##### Material shown #####

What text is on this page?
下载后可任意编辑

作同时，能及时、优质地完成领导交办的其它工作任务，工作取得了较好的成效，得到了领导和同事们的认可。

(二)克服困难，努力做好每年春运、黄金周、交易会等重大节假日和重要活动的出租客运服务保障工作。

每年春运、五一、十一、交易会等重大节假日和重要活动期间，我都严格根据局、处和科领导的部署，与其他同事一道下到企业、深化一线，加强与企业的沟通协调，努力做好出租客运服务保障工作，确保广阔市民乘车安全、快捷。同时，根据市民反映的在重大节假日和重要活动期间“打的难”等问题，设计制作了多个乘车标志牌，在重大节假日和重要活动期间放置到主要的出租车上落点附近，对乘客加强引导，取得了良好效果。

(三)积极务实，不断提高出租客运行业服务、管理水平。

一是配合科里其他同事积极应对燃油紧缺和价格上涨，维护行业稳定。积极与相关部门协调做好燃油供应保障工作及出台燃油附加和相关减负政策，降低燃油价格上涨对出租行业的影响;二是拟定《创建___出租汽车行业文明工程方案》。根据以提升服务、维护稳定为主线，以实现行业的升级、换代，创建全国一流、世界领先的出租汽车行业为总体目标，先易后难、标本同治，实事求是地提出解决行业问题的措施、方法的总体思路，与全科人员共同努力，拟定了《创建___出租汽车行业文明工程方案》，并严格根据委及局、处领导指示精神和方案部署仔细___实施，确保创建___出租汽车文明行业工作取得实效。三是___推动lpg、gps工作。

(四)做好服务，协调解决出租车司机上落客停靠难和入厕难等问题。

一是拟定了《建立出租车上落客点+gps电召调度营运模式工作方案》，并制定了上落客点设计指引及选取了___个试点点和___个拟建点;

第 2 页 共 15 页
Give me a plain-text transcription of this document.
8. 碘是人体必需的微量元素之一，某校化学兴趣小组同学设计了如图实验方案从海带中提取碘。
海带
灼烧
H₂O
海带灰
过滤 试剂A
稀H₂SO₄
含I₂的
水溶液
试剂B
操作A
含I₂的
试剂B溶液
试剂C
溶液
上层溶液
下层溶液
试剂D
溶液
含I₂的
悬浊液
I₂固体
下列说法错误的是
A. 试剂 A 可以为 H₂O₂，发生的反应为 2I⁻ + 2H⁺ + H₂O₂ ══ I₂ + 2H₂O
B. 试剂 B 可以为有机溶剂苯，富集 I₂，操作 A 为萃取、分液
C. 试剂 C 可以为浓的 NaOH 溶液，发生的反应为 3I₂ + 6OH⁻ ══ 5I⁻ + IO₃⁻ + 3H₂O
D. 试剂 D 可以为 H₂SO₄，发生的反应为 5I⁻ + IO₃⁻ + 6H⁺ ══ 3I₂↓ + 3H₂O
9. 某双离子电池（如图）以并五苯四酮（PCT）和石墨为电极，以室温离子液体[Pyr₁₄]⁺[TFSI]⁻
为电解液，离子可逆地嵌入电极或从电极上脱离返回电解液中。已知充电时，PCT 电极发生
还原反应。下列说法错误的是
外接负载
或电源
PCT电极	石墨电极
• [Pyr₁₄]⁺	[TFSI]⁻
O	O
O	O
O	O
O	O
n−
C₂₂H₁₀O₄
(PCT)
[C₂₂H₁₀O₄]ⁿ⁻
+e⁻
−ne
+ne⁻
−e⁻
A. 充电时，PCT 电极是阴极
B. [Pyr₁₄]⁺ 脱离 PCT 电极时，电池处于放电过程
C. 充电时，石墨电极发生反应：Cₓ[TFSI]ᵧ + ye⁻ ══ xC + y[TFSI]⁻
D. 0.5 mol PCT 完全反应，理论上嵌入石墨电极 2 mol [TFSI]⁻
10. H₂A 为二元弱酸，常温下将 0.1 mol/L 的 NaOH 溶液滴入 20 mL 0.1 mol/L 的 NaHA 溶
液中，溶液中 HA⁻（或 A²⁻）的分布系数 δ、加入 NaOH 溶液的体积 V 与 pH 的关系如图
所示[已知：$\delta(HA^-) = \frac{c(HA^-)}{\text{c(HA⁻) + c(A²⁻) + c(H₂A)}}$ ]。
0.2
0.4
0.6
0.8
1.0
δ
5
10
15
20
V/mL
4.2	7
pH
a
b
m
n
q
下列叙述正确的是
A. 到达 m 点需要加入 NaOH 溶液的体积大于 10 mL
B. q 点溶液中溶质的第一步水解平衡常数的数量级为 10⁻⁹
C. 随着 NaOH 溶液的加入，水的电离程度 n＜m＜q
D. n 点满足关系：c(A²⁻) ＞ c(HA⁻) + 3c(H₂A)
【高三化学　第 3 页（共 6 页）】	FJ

#####

> **What is expected**:
Above are some records. Print them all exactly.

> **Correct answer**:
What text is on this page?
下载后可任意编辑

作同时，能及时、优质地完成领导交办的其它工作任务，工作取得了较好的成效，得到了领导和同事们的认可。

(二)克服困难，努力做好每年春运、黄金周、交易会等重大节假日和重要活动的出租客运服务保障工作。

每年春运、五一、十一、交易会等重大节假日和重要活动期间，我都严格根据局、处和科领导的部署，与其他同事一道下到企业、深化一线，加强与企业的沟通协调，努力做好出租客运服务保障工作，确保广阔市民乘车安全、快捷。同时，根据市民反映的在重大节假日和重要活动期间“打的难”等问题，设计制作了多个乘车标志牌，在重大节假日和重要活动期间放置到主要的出租车上落点附近，对乘客加强引导，取得了良好效果。

(三)积极务实，不断提高出租客运行业服务、管理水平。

一是配合科里其他同事积极应对燃油紧缺和价格上涨，维护行业稳定。积极与相关部门协调做好燃油供应保障工作及出台燃油附加和相关减负政策，降低燃油价格上涨对出租行业的影响;二是拟定《创建___出租汽车行业文明工程方案》。根据以提升服务、维护稳定为主线，以实现行业的升级、换代，创建全国一流、世界领先的出租汽车行业为总体目标，先易后难、标本同治，实事求是地提出解决行业问题的措施、方法的总体思路，与全科人员共同努力，拟定了《创建___出租汽车行业文明工程方案》，并严格根据委及局、处领导指示精神和方案部署仔细___实施，确保创建___出租汽车文明行业工作取得实效。三是___推动lpg、gps工作。

(四)做好服务，协调解决出租车司机上落客停靠难和入厕难等问题。

一是拟定了《建立出租车上落客点+gps电召调度营运模式工作方案》，并制定了上落客点设计指引及选取了___个试点点和___个拟建点;

第 2 页 共 15 页
Give me a plain-text transcription of this document.
8. 碘是人体必需的微量元素之一，某校化学兴趣小组同学设计了如图实验方案从海带中提取碘。
海带
灼烧
H₂O
海带灰
过滤 试剂A
稀H₂SO₄
含I₂的
水溶液
试剂B
操作A
含I₂的
试剂B溶液
试剂C
溶液
上层溶液
下层溶液
试剂D
溶液
含I₂的
悬浊液
I₂固体
下列说法错误的是
A. 试剂 A 可以为 H₂O₂，发生的反应为 2I⁻ + 2H⁺ + H₂O₂ ══ I₂ + 2H₂O
B. 试剂 B 可以为有机溶剂苯，富集 I₂，操作 A 为萃取、分液
C. 试剂 C 可以为浓的 NaOH 溶液，发生的反应为 3I₂ + 6OH⁻ ══ 5I⁻ + IO₃⁻ + 3H₂O
D. 试剂 D 可以为 H₂SO₄，发生的反应为 5I⁻ + IO₃⁻ + 6H⁺ ══ 3I₂↓ + 3H₂O
9. 某双离子电池（如图）以并五苯四酮（PCT）和石墨为电极，以室温离子液体[Pyr₁₄]⁺[TFSI]⁻
为电解液，离子可逆地嵌入电极或从电极上脱离返回电解液中。已知充电时，PCT 电极发生
还原反应。下列说法错误的是
外接负载
或电源
PCT电极	石墨电极
• [Pyr₁₄]⁺	[TFSI]⁻
O	O
O	O
O	O
O	O
n−
C₂₂H₁₀O₄
(PCT)
[C₂₂H₁₀O₄]ⁿ⁻
+e⁻
−ne
+ne⁻
−e⁻
A. 充电时，PCT 电极是阴极
B. [Pyr₁₄]⁺ 脱离 PCT 电极时，电池处于放电过程
C. 充电时，石墨电极发生反应：Cₓ[TFSI]ᵧ + ye⁻ ══ xC + y[TFSI]⁻
D. 0.5 mol PCT 完全反应，理论上嵌入石墨电极 2 mol [TFSI]⁻
10. H₂A 为二元弱酸，常温下将 0.1 mol/L 的 NaOH 溶液滴入 20 mL 0.1 mol/L 的 NaHA 溶
液中，溶液中 HA⁻（或 A²⁻）的分布系数 δ、加入 NaOH 溶液的体积 V 与 pH 的关系如图
所示[已知：$\delta(HA^-) = \frac{c(HA^-)}{\text{c(HA⁻) + c(A²⁻) + c(H₂A)}}$ ]。
0.2
0.4
0.6
0.8
1.0
δ
5
10
15
20
V/mL
4.2	7
pH
a
b
m
n
q
下列叙述正确的是
A. 到达 m 点需要加入 NaOH 溶液的体积大于 10 mL
B. q 点溶液中溶质的第一步水解平衡常数的数量级为 10⁻⁹
C. 随着 NaOH 溶液的加入，水的电离程度 n＜m＜q
D. n 点满足关系：c(A²⁻) ＞ c(HA⁻) + 3c(H₂A)
【高三化学　第 3 页（共 6 页）】	FJ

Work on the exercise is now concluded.